§ **What is needed**: Every record must be repeated exactly, with no omission.

[Start Exercise inputs]

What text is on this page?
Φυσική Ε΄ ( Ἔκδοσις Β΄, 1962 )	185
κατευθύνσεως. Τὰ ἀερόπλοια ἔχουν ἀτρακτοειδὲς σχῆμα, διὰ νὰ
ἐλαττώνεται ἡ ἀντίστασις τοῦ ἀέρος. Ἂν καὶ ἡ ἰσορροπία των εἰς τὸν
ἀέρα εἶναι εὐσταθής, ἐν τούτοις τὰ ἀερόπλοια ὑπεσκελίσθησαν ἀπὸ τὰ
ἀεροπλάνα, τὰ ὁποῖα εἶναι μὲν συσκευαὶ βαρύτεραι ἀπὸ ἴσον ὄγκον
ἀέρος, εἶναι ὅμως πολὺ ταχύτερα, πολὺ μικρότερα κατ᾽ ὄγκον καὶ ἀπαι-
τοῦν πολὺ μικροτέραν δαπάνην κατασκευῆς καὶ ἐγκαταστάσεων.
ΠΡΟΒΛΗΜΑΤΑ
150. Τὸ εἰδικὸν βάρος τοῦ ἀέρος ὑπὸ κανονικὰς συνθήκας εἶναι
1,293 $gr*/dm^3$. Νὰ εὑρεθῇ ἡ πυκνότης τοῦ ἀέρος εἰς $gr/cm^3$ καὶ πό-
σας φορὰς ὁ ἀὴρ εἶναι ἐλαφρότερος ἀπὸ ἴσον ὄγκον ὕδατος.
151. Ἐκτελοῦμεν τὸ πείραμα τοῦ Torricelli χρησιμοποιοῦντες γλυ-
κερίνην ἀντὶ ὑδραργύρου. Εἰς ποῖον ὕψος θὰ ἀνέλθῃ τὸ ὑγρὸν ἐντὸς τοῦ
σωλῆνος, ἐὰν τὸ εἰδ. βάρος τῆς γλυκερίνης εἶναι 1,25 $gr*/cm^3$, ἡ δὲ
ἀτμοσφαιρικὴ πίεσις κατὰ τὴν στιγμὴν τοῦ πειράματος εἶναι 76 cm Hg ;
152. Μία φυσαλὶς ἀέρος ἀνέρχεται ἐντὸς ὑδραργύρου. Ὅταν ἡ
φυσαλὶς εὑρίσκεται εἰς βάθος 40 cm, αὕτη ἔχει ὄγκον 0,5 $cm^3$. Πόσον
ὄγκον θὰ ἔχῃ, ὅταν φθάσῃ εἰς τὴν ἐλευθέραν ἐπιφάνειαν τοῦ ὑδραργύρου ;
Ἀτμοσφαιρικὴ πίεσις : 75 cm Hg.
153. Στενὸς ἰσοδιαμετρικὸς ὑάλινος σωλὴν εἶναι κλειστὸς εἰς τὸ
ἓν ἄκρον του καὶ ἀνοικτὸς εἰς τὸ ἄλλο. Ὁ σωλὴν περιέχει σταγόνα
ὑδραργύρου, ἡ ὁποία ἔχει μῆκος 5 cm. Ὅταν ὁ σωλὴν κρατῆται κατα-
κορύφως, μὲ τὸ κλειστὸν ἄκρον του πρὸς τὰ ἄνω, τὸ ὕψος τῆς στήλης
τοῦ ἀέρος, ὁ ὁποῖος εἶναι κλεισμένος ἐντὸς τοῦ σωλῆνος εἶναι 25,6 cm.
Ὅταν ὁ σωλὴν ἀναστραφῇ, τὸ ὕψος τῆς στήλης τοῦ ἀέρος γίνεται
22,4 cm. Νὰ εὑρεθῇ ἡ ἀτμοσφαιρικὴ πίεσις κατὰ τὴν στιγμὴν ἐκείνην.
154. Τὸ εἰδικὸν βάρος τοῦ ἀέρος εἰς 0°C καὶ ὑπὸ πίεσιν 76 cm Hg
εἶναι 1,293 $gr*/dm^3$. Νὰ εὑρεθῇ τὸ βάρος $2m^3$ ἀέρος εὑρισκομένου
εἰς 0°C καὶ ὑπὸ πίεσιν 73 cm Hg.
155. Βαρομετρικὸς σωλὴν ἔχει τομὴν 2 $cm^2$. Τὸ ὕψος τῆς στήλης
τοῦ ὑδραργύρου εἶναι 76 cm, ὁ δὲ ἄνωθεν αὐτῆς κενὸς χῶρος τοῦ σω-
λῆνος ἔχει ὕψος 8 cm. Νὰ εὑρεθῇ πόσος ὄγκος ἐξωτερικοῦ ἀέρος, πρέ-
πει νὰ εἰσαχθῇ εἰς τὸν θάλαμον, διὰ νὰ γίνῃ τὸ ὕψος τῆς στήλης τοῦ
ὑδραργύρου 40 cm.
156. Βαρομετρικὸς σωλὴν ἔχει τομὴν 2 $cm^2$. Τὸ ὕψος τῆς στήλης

[End Exercise inputs]

§ **Expected answer**:
What text is on this page?
Φυσική Ε΄ ( Ἔκδοσις Β΄, 1962 )	185
κατευθύνσεως. Τὰ ἀερόπλοια ἔχουν ἀτρακτοειδὲς σχῆμα, διὰ νὰ
ἐλαττώνεται ἡ ἀντίστασις τοῦ ἀέρος. Ἂν καὶ ἡ ἰσορροπία των εἰς τὸν
ἀέρα εἶναι εὐσταθής, ἐν τούτοις τὰ ἀερόπλοια ὑπεσκελίσθησαν ἀπὸ τὰ
ἀεροπλάνα, τὰ ὁποῖα εἶναι μὲν συσκευαὶ βαρύτεραι ἀπὸ ἴσον ὄγκον
ἀέρος, εἶναι ὅμως πολὺ ταχύτερα, πολὺ μικρότερα κατ᾽ ὄγκον καὶ ἀπαι-
τοῦν πολὺ μικροτέραν δαπάνην κατασκευῆς καὶ ἐγκαταστάσεων.
ΠΡΟΒΛΗΜΑΤΑ
150. Τὸ εἰδικὸν βάρος τοῦ ἀέρος ὑπὸ κανονικὰς συνθήκας εἶναι
1,293 $gr*/dm^3$. Νὰ εὑρεθῇ ἡ πυκνότης τοῦ ἀέρος εἰς $gr/cm^3$ καὶ πό-
σας φορὰς ὁ ἀὴρ εἶναι ἐλαφρότερος ἀπὸ ἴσον ὄγκον ὕδατος.
151. Ἐκτελοῦμεν τὸ πείραμα τοῦ Torricelli χρησιμοποιοῦντες γλυ-
κερίνην ἀντὶ ὑδραργύρου. Εἰς ποῖον ὕψος θὰ ἀνέλθῃ τὸ ὑγρὸν ἐντὸς τοῦ
σωλῆνος, ἐὰν τὸ εἰδ. βάρος τῆς γλυκερίνης εἶναι 1,25 $gr*/cm^3$, ἡ δὲ
ἀτμοσφαιρικὴ πίεσις κατὰ τὴν στιγμὴν τοῦ πειράματος εἶναι 76 cm Hg ;
152. Μία φυσαλὶς ἀέρος ἀνέρχεται ἐντὸς ὑδραργύρου. Ὅταν ἡ
φυσαλὶς εὑρίσκεται εἰς βάθος 40 cm, αὕτη ἔχει ὄγκον 0,5 $cm^3$. Πόσον
ὄγκον θὰ ἔχῃ, ὅταν φθάσῃ εἰς τὴν ἐλευθέραν ἐπιφάνειαν τοῦ ὑδραργύρου ;
Ἀτμοσφαιρικὴ πίεσις : 75 cm Hg.
153. Στενὸς ἰσοδιαμετρικὸς ὑάλινος σωλὴν εἶναι κλειστὸς εἰς τὸ
ἓν ἄκρον του καὶ ἀνοικτὸς εἰς τὸ ἄλλο. Ὁ σωλὴν περιέχει σταγόνα
ὑδραργύρου, ἡ ὁποία ἔχει μῆκος 5 cm. Ὅταν ὁ σωλὴν κρατῆται κατα-
κορύφως, μὲ τὸ κλειστὸν ἄκρον του πρὸς τὰ ἄνω, τὸ ὕψος τῆς στήλης
τοῦ ἀέρος, ὁ ὁποῖος εἶναι κλεισμένος ἐντὸς τοῦ σωλῆνος εἶναι 25,6 cm.
Ὅταν ὁ σωλὴν ἀναστραφῇ, τὸ ὕψος τῆς στήλης τοῦ ἀέρος γίνεται
22,4 cm. Νὰ εὑρεθῇ ἡ ἀτμοσφαιρικὴ πίεσις κατὰ τὴν στιγμὴν ἐκείνην.
154. Τὸ εἰδικὸν βάρος τοῦ ἀέρος εἰς 0°C καὶ ὑπὸ πίεσιν 76 cm Hg
εἶναι 1,293 $gr*/dm^3$. Νὰ εὑρεθῇ τὸ βάρος $2m^3$ ἀέρος εὑρισκομένου
εἰς 0°C καὶ ὑπὸ πίεσιν 73 cm Hg.
155. Βαρομετρικὸς σωλὴν ἔχει τομὴν 2 $cm^2$. Τὸ ὕψος τῆς στήλης
τοῦ ὑδραργύρου εἶναι 76 cm, ὁ δὲ ἄνωθεν αὐτῆς κενὸς χῶρος τοῦ σω-
λῆνος ἔχει ὕψος 8 cm. Νὰ εὑρεθῇ πόσος ὄγκος ἐξωτερικοῦ ἀέρος, πρέ-
πει νὰ εἰσαχθῇ εἰς τὸν θάλαμον, διὰ νὰ γίνῃ τὸ ὕψος τῆς στήλης τοῦ
ὑδραργύρου 40 cm.
156. Βαρομετρικὸς σωλὴν ἔχει τομὴν 2 $cm^2$. Τὸ ὕψος τῆς στήλης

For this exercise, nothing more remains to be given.